## Goal
The listing must be reproduced in full, exactly as it stands.

>> BEGIN Data to process

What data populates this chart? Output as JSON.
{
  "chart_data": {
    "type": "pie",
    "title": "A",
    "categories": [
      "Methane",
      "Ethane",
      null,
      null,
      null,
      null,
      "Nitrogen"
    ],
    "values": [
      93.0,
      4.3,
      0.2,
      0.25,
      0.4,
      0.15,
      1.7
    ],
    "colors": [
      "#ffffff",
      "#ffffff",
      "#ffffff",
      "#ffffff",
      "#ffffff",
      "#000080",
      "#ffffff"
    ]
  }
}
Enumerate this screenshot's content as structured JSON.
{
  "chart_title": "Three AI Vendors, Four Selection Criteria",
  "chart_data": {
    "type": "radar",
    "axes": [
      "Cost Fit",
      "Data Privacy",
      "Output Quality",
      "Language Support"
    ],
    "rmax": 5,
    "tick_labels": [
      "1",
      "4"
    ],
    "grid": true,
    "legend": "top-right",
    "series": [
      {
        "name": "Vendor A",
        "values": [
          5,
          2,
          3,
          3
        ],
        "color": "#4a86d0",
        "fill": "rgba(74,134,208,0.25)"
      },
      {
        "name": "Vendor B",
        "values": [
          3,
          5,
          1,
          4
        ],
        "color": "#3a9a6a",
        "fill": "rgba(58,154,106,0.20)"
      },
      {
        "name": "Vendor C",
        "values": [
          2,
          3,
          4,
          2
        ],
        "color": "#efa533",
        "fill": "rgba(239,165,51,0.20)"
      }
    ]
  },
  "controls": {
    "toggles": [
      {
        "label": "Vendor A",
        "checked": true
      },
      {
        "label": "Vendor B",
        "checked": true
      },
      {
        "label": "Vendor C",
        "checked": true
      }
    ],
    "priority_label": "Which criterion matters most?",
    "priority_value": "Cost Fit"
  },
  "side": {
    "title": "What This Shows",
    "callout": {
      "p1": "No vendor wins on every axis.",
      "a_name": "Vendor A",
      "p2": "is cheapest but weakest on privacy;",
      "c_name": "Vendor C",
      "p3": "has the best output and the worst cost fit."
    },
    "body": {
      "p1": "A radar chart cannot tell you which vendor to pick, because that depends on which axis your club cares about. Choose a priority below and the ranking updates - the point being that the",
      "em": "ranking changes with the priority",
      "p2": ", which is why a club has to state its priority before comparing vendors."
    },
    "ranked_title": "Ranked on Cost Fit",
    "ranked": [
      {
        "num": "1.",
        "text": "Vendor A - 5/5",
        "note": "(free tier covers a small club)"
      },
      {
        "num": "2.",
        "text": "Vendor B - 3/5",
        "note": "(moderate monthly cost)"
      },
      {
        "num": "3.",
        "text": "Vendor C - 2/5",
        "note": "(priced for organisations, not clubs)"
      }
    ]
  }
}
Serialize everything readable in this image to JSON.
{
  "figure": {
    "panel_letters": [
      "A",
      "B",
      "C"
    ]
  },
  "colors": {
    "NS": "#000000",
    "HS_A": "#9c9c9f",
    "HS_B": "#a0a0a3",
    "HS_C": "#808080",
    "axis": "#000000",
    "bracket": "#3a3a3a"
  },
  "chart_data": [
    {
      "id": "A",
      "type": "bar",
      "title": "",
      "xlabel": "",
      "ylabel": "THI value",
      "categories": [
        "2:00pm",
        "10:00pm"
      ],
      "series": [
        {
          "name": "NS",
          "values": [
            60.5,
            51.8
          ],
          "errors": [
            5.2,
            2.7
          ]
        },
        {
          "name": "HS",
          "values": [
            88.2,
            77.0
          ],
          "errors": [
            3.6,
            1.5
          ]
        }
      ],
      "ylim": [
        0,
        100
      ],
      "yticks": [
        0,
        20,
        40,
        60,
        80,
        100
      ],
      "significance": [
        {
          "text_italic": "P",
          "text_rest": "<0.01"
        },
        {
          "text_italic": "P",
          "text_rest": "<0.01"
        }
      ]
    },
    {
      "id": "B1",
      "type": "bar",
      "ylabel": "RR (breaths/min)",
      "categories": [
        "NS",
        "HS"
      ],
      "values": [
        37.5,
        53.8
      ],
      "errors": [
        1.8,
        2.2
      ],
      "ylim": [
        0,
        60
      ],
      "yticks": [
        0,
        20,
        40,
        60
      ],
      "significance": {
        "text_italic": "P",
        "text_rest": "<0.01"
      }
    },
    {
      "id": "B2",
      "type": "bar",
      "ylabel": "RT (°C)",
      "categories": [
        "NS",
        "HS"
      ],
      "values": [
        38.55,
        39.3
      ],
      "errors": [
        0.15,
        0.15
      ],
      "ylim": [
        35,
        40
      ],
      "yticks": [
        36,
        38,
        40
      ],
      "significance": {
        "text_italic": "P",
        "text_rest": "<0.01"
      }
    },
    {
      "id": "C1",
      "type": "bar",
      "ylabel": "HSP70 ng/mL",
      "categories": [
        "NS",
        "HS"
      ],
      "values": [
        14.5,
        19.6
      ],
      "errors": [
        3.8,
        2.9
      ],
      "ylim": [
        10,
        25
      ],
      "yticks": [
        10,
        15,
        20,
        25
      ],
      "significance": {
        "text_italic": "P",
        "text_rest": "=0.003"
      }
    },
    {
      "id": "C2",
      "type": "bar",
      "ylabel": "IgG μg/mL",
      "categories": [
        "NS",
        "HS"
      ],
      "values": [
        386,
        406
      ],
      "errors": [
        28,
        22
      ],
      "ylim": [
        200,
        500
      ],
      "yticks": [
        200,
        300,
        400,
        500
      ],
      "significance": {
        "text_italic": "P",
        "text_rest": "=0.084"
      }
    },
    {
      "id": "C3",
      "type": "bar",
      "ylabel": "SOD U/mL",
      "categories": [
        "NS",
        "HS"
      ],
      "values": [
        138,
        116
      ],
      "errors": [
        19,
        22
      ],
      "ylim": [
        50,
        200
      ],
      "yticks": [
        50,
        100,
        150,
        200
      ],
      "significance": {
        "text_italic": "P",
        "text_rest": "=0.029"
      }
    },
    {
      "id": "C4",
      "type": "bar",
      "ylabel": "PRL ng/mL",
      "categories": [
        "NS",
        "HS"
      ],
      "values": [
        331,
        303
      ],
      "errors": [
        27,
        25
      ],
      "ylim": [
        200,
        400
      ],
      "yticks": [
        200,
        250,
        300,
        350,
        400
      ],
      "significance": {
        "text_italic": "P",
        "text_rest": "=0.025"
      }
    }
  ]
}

>> END Data to process

## Answer in full
What data populates this chart? Output as JSON.
{
  "chart_data": {
    "type": "pie",
    "title": "A",
    "categories": [
      "Methane",
      "Ethane",
      null,
      null,
      null,
      null,
      "Nitrogen"
    ],
    "values": [
      93.0,
      4.3,
      0.2,
      0.25,
      0.4,
      0.15,
      1.7
    ],
    "colors": [
      "#ffffff",
      "#ffffff",
      "#ffffff",
      "#ffffff",
      "#ffffff",
      "#000080",
      "#ffffff"
    ]
  }
}
Enumerate this screenshot's content as structured JSON.
{
  "chart_title": "Three AI Vendors, Four Selection Criteria",
  "chart_data": {
    "type": "radar",
    "axes": [
      "Cost Fit",
      "Data Privacy",
      "Output Quality",
      "Language Support"
    ],
    "rmax": 5,
    "tick_labels": [
      "1",
      "4"
    ],
    "grid": true,
    "legend": "top-right",
    "series": [
      {
        "name": "Vendor A",
        "values": [
          5,
          2,
          3,
          3
        ],
        "color": "#4a86d0",
        "fill": "rgba(74,134,208,0.25)"
      },
      {
        "name": "Vendor B",
        "values": [
          3,
          5,
          1,
          4
        ],
        "color": "#3a9a6a",
        "fill": "rgba(58,154,106,0.20)"
      },
      {
        "name": "Vendor C",
        "values": [
          2,
          3,
          4,
          2
        ],
        "color": "#efa533",
        "fill": "rgba(239,165,51,0.20)"
      }
    ]
  },
  "controls": {
    "toggles": [
      {
        "label": "Vendor A",
        "checked": true
      },
      {
        "label": "Vendor B",
        "checked": true
      },
      {
        "label": "Vendor C",
        "checked": true
      }
    ],
    "priority_label": "Which criterion matters most?",
    "priority_value": "Cost Fit"
  },
  "side": {
    "title": "What This Shows",
    "callout": {
      "p1": "No vendor wins on every axis.",
      "a_name": "Vendor A",
      "p2": "is cheapest but weakest on privacy;",
      "c_name": "Vendor C",
      "p3": "has the best output and the worst cost fit."
    },
    "body": {
      "p1": "A radar chart cannot tell you which vendor to pick, because that depends on which axis your club cares about. Choose a priority below and the ranking updates - the point being that the",
      "em": "ranking changes with the priority",
      "p2": ", which is why a club has to state its priority before comparing vendors."
    },
    "ranked_title": "Ranked on Cost Fit",
    "ranked": [
      {
        "num": "1.",
        "text": "Vendor A - 5/5",
        "note": "(free tier covers a small club)"
      },
      {
        "num": "2.",
        "text": "Vendor B - 3/5",
        "note": "(moderate monthly cost)"
      },
      {
        "num": "3.",
        "text": "Vendor C - 2/5",
        "note": "(priced for organisations, not clubs)"
      }
    ]
  }
}
Serialize everything readable in this image to JSON.
{
  "figure": {
    "panel_letters": [
      "A",
      "B",
      "C"
    ]
  },
  "colors": {
    "NS": "#000000",
    "HS_A": "#9c9c9f",
    "HS_B": "#a0a0a3",
    "HS_C": "#808080",
    "axis": "#000000",
    "bracket": "#3a3a3a"
  },
  "chart_data": [
    {
      "id": "A",
      "type": "bar",
      "title": "",
      "xlabel": "",
      "ylabel": "THI value",
      "categories": [
        "2:00pm",
        "10:00pm"
      ],
      "series": [
        {
          "name": "NS",
          "values": [
            60.5,
            51.8
          ],
          "errors": [
            5.2,
            2.7
          ]
        },
        {
          "name": "HS",
          "values": [
            88.2,
            77.0
          ],
          "errors": [
            3.6,
            1.5
          ]
        }
      ],
      "ylim": [
        0,
        100
      ],
      "yticks": [
        0,
        20,
        40,
        60,
        80,
        100
      ],
      "significance": [
        {
          "text_italic": "P",
          "text_rest": "<0.01"
        },
        {
          "text_italic": "P",
          "text_rest": "<0.01"
        }
      ]
    },
    {
      "id": "B1",
      "type": "bar",
      "ylabel": "RR (breaths/min)",
      "categories": [
        "NS",
        "HS"
      ],
      "values": [
        37.5,
        53.8
      ],
      "errors": [
        1.8,
        2.2
      ],
      "ylim": [
        0,
        60
      ],
      "yticks": [
        0,
        20,
        40,
        60
      ],
      "significance": {
        "text_italic": "P",
        "text_rest": "<0.01"
      }
    },
    {
      "id": "B2",
      "type": "bar",
      "ylabel": "RT (°C)",
      "categories": [
        "NS",
        "HS"
      ],
      "values": [
        38.55,
        39.3
      ],
      "errors": [
        0.15,
        0.15
      ],
      "ylim": [
        35,
        40
      ],
      "yticks": [
        36,
        38,
        40
      ],
      "significance": {
        "text_italic": "P",
        "text_rest": "<0.01"
      }
    },
    {
      "id": "C1",
      "type": "bar",
      "ylabel": "HSP70 ng/mL",
      "categories": [
        "NS",
        "HS"
      ],
      "values": [
        14.5,
        19.6
      ],
      "errors": [
        3.8,
        2.9
      ],
      "ylim": [
        10,
        25
      ],
      "yticks": [
        10,
        15,
        20,
        25
      ],
      "significance": {
        "text_italic": "P",
        "text_rest": "=0.003"
      }
    },
    {
      "id": "C2",
      "type": "bar",
      "ylabel": "IgG μg/mL",
      "categories": [
        "NS",
        "HS"
      ],
      "values": [
        386,
        406
      ],
      "errors": [
        28,
        22
      ],
      "ylim": [
        200,
        500
      ],
      "yticks": [
        200,
        300,
        400,
        500
      ],
      "significance": {
        "text_italic": "P",
        "text_rest": "=0.084"
      }
    },
    {
      "id": "C3",
      "type": "bar",
      "ylabel": "SOD U/mL",
      "categories": [
        "NS",
        "HS"
      ],
      "values": [
        138,
        116
      ],
      "errors": [
        19,
        22
      ],
      "ylim": [
        50,
        200
      ],
      "yticks": [
        50,
        100,
        150,
        200
      ],
      "significance": {
        "text_italic": "P",
        "text_rest": "=0.029"
      }
    },
    {
      "id": "C4",
      "type": "bar",
      "ylabel": "PRL ng/mL",
      "categories": [
        "NS",
        "HS"
      ],
      "values": [
        331,
        303
      ],
      "errors": [
        27,
        25
      ],
      "ylim": [
        200,
        400
      ],
      "yticks": [
        200,
        250,
        300,
        350,
        400
      ],
      "significance": {
        "text_italic": "P",
        "text_rest": "=0.025"
      }
    }
  ]
}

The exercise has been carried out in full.